What you should do: Some lines of these records may hold the word "Hungary"; state how many, using only the number.

Information given:
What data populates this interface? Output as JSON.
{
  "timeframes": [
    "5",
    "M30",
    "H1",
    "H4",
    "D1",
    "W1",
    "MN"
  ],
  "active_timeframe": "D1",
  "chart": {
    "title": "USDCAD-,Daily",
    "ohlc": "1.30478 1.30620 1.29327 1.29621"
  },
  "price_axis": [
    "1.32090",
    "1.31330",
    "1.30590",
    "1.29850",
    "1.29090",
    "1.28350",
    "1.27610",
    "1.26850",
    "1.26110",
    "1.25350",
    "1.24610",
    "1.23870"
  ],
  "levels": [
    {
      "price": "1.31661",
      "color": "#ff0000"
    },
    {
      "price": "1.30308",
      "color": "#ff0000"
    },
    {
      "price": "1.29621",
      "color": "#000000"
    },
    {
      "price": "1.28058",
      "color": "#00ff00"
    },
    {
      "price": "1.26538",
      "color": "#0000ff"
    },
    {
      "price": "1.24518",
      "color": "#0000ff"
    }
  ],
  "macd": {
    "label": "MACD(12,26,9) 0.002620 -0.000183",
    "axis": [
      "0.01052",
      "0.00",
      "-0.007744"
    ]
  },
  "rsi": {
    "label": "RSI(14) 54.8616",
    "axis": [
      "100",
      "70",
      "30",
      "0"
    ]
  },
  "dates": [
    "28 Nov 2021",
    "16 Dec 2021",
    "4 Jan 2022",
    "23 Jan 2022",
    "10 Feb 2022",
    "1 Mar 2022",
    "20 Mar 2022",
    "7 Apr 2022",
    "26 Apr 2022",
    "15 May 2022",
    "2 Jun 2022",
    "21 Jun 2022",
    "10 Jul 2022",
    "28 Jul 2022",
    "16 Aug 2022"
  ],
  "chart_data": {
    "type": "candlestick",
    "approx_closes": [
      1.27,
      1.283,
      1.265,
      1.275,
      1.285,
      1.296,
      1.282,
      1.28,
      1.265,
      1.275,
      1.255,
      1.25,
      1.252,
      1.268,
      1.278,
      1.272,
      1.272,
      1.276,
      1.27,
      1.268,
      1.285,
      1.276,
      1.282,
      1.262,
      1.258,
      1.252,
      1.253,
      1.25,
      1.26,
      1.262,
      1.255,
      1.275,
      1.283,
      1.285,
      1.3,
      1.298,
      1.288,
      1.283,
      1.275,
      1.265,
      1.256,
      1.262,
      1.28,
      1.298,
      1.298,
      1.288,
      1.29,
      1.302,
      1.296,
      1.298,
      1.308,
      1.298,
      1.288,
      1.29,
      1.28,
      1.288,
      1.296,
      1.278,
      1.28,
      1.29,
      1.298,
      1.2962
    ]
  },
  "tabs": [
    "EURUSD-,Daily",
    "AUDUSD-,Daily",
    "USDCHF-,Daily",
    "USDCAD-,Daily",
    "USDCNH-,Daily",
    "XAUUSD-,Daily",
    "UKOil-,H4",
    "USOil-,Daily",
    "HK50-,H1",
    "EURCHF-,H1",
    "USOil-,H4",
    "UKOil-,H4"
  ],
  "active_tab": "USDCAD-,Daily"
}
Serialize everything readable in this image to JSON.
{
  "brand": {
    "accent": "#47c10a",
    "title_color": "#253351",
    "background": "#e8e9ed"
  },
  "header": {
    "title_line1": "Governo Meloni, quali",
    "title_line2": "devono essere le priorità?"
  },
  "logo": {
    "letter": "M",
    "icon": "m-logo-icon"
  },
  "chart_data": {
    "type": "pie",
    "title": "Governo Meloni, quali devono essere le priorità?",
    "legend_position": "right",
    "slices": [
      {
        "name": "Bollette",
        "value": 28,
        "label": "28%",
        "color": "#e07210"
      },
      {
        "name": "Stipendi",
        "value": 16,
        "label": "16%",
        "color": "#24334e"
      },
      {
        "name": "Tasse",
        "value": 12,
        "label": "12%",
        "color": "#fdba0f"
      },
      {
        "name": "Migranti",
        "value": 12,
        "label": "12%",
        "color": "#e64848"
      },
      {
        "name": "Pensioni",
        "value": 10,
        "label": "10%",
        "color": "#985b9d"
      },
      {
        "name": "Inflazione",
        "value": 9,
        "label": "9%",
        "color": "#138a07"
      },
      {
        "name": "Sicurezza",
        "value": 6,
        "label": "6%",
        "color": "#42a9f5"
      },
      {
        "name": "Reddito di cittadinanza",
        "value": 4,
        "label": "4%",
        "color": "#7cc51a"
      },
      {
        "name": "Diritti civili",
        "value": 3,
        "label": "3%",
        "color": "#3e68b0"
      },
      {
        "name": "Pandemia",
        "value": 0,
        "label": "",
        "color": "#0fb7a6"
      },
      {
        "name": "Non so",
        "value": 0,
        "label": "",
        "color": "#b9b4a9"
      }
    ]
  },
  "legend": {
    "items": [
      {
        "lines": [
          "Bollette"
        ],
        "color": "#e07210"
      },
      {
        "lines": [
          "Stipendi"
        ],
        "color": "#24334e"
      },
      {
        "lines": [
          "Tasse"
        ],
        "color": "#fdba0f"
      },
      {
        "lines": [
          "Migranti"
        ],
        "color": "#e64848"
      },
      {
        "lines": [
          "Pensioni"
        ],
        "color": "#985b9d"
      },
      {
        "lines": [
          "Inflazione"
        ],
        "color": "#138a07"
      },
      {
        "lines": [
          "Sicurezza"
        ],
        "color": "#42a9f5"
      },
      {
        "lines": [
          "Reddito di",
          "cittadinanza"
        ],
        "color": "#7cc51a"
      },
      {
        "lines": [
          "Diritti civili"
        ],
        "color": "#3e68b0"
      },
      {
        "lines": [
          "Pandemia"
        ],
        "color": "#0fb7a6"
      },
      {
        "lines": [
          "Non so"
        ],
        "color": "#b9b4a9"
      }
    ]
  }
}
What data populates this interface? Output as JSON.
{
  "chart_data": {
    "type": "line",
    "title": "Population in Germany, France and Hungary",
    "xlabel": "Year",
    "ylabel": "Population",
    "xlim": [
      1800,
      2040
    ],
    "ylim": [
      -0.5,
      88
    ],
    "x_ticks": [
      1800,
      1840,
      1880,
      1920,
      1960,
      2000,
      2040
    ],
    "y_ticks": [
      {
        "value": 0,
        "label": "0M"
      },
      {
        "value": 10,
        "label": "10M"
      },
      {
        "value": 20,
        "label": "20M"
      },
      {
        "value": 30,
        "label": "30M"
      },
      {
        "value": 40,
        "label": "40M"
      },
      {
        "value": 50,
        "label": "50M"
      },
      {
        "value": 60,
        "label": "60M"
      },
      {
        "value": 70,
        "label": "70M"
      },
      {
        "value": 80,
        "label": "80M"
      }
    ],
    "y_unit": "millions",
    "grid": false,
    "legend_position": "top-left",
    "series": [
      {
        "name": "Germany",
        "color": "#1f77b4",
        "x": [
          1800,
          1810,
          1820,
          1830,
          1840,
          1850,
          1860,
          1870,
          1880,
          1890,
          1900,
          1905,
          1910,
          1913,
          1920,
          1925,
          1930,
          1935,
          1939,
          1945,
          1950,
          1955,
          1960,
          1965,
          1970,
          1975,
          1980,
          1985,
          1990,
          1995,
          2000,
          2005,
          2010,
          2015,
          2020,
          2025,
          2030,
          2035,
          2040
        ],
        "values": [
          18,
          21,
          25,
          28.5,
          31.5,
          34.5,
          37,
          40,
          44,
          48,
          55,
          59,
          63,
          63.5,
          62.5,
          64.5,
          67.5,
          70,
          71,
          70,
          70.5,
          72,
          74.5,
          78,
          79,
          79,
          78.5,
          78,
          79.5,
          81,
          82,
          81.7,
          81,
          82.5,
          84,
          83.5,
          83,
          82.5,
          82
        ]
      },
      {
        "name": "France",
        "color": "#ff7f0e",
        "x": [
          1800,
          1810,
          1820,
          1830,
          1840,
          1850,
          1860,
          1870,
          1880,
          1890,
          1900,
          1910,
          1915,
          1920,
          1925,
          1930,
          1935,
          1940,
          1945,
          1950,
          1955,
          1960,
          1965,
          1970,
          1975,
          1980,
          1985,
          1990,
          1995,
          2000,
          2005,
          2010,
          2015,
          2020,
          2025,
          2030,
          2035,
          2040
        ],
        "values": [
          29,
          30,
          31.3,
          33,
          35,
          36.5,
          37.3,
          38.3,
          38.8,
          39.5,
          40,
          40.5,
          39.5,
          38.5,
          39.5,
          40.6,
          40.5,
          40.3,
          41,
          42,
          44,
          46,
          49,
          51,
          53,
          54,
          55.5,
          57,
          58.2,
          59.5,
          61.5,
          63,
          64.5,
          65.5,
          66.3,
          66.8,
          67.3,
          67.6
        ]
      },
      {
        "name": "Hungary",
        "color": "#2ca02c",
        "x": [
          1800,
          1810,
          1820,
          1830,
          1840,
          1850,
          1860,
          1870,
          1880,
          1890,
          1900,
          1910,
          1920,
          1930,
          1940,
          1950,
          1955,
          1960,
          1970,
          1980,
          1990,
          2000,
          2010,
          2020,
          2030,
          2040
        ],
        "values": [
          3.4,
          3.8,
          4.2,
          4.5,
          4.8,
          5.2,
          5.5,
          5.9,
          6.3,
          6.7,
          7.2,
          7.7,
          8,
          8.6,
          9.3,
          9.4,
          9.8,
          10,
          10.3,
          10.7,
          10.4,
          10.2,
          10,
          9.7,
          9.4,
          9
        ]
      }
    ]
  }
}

Solution to the problem: 2